Stored records
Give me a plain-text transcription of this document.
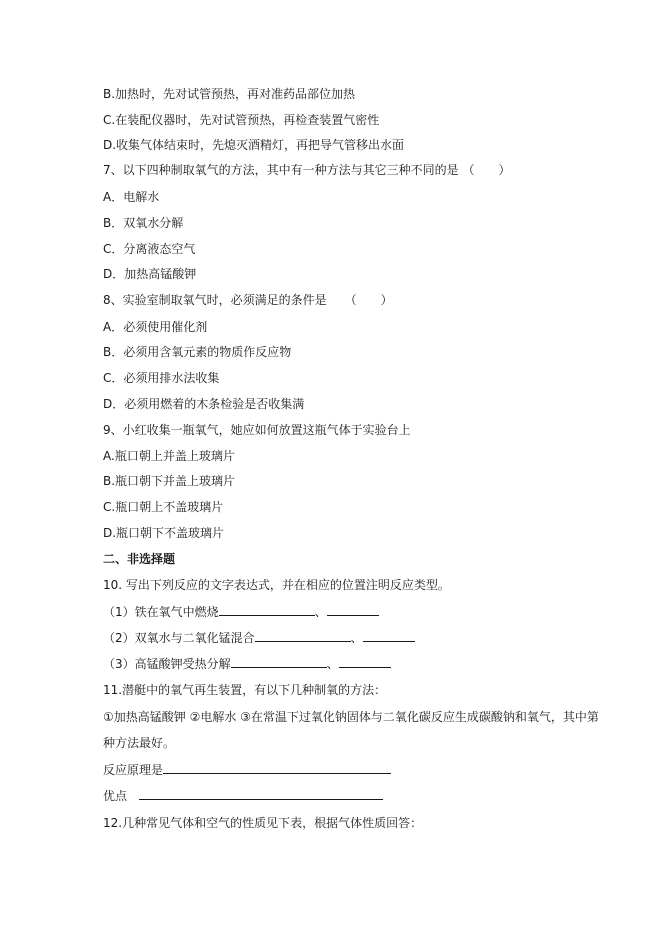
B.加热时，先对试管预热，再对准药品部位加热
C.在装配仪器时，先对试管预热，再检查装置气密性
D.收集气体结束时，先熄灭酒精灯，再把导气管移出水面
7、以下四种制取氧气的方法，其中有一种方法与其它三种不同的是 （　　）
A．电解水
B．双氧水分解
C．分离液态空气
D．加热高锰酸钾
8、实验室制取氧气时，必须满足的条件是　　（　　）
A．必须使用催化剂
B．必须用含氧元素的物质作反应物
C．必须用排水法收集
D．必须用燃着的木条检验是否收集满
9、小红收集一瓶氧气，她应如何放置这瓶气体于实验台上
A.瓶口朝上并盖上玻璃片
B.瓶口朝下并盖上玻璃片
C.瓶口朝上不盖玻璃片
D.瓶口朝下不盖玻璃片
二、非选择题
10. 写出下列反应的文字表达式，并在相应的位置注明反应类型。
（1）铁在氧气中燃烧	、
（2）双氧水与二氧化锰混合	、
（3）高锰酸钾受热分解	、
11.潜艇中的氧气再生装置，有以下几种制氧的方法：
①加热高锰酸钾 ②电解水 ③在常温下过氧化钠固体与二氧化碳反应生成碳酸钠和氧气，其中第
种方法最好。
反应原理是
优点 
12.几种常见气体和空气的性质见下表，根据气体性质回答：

==

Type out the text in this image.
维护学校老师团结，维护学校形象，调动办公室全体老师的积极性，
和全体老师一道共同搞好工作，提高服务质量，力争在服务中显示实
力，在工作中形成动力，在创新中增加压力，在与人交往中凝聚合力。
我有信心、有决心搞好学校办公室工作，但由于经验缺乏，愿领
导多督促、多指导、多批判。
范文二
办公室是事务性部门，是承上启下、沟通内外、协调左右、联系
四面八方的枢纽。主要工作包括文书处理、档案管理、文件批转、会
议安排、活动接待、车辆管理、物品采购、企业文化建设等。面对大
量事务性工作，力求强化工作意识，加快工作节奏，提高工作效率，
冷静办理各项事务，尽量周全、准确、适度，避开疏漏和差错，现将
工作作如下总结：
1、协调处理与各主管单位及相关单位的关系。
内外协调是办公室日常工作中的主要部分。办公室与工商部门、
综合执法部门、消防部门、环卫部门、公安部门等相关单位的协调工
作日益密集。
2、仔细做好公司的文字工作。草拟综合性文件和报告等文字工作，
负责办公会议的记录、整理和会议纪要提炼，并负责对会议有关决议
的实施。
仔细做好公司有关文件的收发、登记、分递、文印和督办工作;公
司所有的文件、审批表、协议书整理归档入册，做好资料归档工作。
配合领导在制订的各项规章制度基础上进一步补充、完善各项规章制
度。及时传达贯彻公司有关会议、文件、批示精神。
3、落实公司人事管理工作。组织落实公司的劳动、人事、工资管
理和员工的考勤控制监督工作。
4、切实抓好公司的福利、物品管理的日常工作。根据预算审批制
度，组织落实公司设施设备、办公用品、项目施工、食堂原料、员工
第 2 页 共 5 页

*Written instruction*:
Show every line in the entries where the string "text" occurs.

*The solution*:
Give me a plain-text transcription of this document.
Type out the text in this image.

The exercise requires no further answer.